STATED EXERCISE
Please rewrite the data below, replacing "x-tick-label" with "x-category-label" everywhere and leaving everything else unchanged.

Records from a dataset
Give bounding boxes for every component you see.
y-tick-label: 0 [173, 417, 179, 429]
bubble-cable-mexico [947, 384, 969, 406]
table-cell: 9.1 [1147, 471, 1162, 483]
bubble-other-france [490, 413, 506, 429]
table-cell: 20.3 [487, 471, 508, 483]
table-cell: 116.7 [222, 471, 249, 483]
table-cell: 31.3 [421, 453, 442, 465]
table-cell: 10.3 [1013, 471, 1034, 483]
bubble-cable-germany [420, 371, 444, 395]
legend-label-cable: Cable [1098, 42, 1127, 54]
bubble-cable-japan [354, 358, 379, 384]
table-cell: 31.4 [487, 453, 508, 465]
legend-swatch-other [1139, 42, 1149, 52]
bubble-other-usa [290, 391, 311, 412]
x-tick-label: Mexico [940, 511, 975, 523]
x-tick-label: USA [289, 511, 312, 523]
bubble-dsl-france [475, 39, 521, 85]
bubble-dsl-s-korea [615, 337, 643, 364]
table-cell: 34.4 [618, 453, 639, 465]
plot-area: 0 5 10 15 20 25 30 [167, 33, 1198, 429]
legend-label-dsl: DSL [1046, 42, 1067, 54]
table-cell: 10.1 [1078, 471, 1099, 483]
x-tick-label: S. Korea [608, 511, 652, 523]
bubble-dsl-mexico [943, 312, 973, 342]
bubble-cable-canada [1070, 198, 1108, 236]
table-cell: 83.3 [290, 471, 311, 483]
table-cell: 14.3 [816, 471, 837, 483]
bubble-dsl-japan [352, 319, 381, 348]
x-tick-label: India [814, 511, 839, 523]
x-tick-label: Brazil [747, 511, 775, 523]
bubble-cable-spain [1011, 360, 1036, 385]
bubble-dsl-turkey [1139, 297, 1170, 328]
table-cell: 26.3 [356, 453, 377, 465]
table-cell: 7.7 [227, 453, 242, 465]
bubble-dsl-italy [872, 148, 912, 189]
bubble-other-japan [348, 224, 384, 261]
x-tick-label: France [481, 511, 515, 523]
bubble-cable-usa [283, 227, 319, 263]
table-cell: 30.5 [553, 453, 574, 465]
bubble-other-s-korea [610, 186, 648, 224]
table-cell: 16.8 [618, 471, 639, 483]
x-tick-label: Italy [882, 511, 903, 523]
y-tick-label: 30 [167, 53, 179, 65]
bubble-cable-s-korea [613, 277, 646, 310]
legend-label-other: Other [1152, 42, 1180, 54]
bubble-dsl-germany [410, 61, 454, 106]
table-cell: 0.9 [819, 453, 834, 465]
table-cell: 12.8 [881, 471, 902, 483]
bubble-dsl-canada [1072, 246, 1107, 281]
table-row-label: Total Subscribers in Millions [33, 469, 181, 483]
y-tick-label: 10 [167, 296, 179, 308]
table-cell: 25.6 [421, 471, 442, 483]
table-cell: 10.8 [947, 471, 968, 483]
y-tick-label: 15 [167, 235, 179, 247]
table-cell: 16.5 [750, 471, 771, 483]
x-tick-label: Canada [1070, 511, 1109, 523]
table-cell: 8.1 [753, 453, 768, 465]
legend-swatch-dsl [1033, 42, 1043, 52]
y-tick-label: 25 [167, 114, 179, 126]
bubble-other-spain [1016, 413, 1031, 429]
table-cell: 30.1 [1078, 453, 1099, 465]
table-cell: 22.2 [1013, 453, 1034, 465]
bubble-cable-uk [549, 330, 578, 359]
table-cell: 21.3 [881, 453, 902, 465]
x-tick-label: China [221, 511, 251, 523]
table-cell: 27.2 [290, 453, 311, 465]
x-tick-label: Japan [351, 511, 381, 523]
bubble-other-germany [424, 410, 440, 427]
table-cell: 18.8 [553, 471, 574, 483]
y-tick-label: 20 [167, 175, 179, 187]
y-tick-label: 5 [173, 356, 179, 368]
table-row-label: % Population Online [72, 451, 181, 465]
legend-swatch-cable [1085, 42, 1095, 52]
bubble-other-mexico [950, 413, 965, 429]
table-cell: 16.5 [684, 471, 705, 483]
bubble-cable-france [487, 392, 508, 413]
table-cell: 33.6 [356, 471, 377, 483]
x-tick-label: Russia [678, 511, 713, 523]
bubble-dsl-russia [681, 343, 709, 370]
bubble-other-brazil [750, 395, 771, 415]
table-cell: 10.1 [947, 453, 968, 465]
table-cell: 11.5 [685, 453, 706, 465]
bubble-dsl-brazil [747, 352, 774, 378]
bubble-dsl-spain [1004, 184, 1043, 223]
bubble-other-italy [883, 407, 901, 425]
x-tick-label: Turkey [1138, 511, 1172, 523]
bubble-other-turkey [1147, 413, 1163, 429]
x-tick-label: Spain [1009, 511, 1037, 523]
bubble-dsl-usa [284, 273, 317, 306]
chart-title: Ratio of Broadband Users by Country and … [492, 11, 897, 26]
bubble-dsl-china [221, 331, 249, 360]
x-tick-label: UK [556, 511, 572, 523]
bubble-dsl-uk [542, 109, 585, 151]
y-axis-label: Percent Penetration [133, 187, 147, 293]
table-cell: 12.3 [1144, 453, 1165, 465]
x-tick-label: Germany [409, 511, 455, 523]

RESULT FOR THIS EXERCISE
Give bounding boxes for every component you see.
y-tick-label: 0 [173, 417, 179, 429]
bubble-cable-mexico [947, 384, 969, 406]
table-cell: 9.1 [1147, 471, 1162, 483]
bubble-other-france [490, 413, 506, 429]
table-cell: 20.3 [487, 471, 508, 483]
table-cell: 116.7 [222, 471, 249, 483]
table-cell: 31.3 [421, 453, 442, 465]
table-cell: 10.3 [1013, 471, 1034, 483]
bubble-cable-germany [420, 371, 444, 395]
legend-label-cable: Cable [1098, 42, 1127, 54]
bubble-cable-japan [354, 358, 379, 384]
table-cell: 31.4 [487, 453, 508, 465]
legend-swatch-other [1139, 42, 1149, 52]
bubble-other-usa [290, 391, 311, 412]
x-category-label: Mexico [940, 511, 975, 523]
x-category-label: USA [289, 511, 312, 523]
bubble-dsl-france [475, 39, 521, 85]
bubble-dsl-s-korea [615, 337, 643, 364]
table-cell: 34.4 [618, 453, 639, 465]
plot-area: 0 5 10 15 20 25 30 [167, 33, 1198, 429]
legend-label-dsl: DSL [1046, 42, 1067, 54]
table-cell: 10.1 [1078, 471, 1099, 483]
x-category-label: S. Korea [608, 511, 652, 523]
bubble-dsl-mexico [943, 312, 973, 342]
bubble-cable-canada [1070, 198, 1108, 236]
table-cell: 83.3 [290, 471, 311, 483]
table-cell: 14.3 [816, 471, 837, 483]
bubble-dsl-japan [352, 319, 381, 348]
x-category-label: India [814, 511, 839, 523]
x-category-label: Brazil [747, 511, 775, 523]
bubble-cable-spain [1011, 360, 1036, 385]
bubble-dsl-turkey [1139, 297, 1170, 328]
table-cell: 26.3 [356, 453, 377, 465]
table-cell: 7.7 [227, 453, 242, 465]
bubble-dsl-italy [872, 148, 912, 189]
bubble-other-japan [348, 224, 384, 261]
x-category-label: France [481, 511, 515, 523]
bubble-cable-usa [283, 227, 319, 263]
table-cell: 30.5 [553, 453, 574, 465]
bubble-other-s-korea [610, 186, 648, 224]
table-cell: 16.8 [618, 471, 639, 483]
x-category-label: Italy [882, 511, 903, 523]
y-tick-label: 30 [167, 53, 179, 65]
bubble-cable-s-korea [613, 277, 646, 310]
legend-label-other: Other [1152, 42, 1180, 54]
bubble-dsl-germany [410, 61, 454, 106]
table-cell: 0.9 [819, 453, 834, 465]
table-cell: 12.8 [881, 471, 902, 483]
bubble-dsl-canada [1072, 246, 1107, 281]
table-row-label: Total Subscribers in Millions [33, 469, 181, 483]
y-tick-label: 10 [167, 296, 179, 308]
table-cell: 25.6 [421, 471, 442, 483]
table-cell: 10.8 [947, 471, 968, 483]
y-tick-label: 15 [167, 235, 179, 247]
table-cell: 16.5 [750, 471, 771, 483]
x-category-label: Canada [1070, 511, 1109, 523]
table-cell: 8.1 [753, 453, 768, 465]
legend-swatch-dsl [1033, 42, 1043, 52]
y-tick-label: 25 [167, 114, 179, 126]
bubble-other-spain [1016, 413, 1031, 429]
table-cell: 30.1 [1078, 453, 1099, 465]
table-cell: 22.2 [1013, 453, 1034, 465]
bubble-cable-uk [549, 330, 578, 359]
table-cell: 21.3 [881, 453, 902, 465]
x-category-label: China [221, 511, 251, 523]
table-cell: 27.2 [290, 453, 311, 465]
x-category-label: Japan [351, 511, 381, 523]
bubble-other-germany [424, 410, 440, 427]
table-cell: 18.8 [553, 471, 574, 483]
y-tick-label: 20 [167, 175, 179, 187]
y-tick-label: 5 [173, 356, 179, 368]
table-row-label: % Population Online [72, 451, 181, 465]
legend-swatch-cable [1085, 42, 1095, 52]
bubble-other-mexico [950, 413, 965, 429]
table-cell: 16.5 [684, 471, 705, 483]
bubble-cable-france [487, 392, 508, 413]
table-cell: 33.6 [356, 471, 377, 483]
x-category-label: Russia [678, 511, 713, 523]
bubble-dsl-russia [681, 343, 709, 370]
bubble-other-brazil [750, 395, 771, 415]
table-cell: 10.1 [947, 453, 968, 465]
table-cell: 11.5 [685, 453, 706, 465]
bubble-dsl-brazil [747, 352, 774, 378]
bubble-dsl-spain [1004, 184, 1043, 223]
bubble-other-italy [883, 407, 901, 425]
x-category-label: Turkey [1138, 511, 1172, 523]
bubble-other-turkey [1147, 413, 1163, 429]
x-category-label: Spain [1009, 511, 1037, 523]
bubble-dsl-usa [284, 273, 317, 306]
chart-title: Ratio of Broadband Users by Country and … [492, 11, 897, 26]
bubble-dsl-china [221, 331, 249, 360]
x-category-label: UK [556, 511, 572, 523]
bubble-dsl-uk [542, 109, 585, 151]
y-axis-label: Percent Penetration [133, 187, 147, 293]
table-cell: 12.3 [1144, 453, 1165, 465]
x-category-label: Germany [409, 511, 455, 523]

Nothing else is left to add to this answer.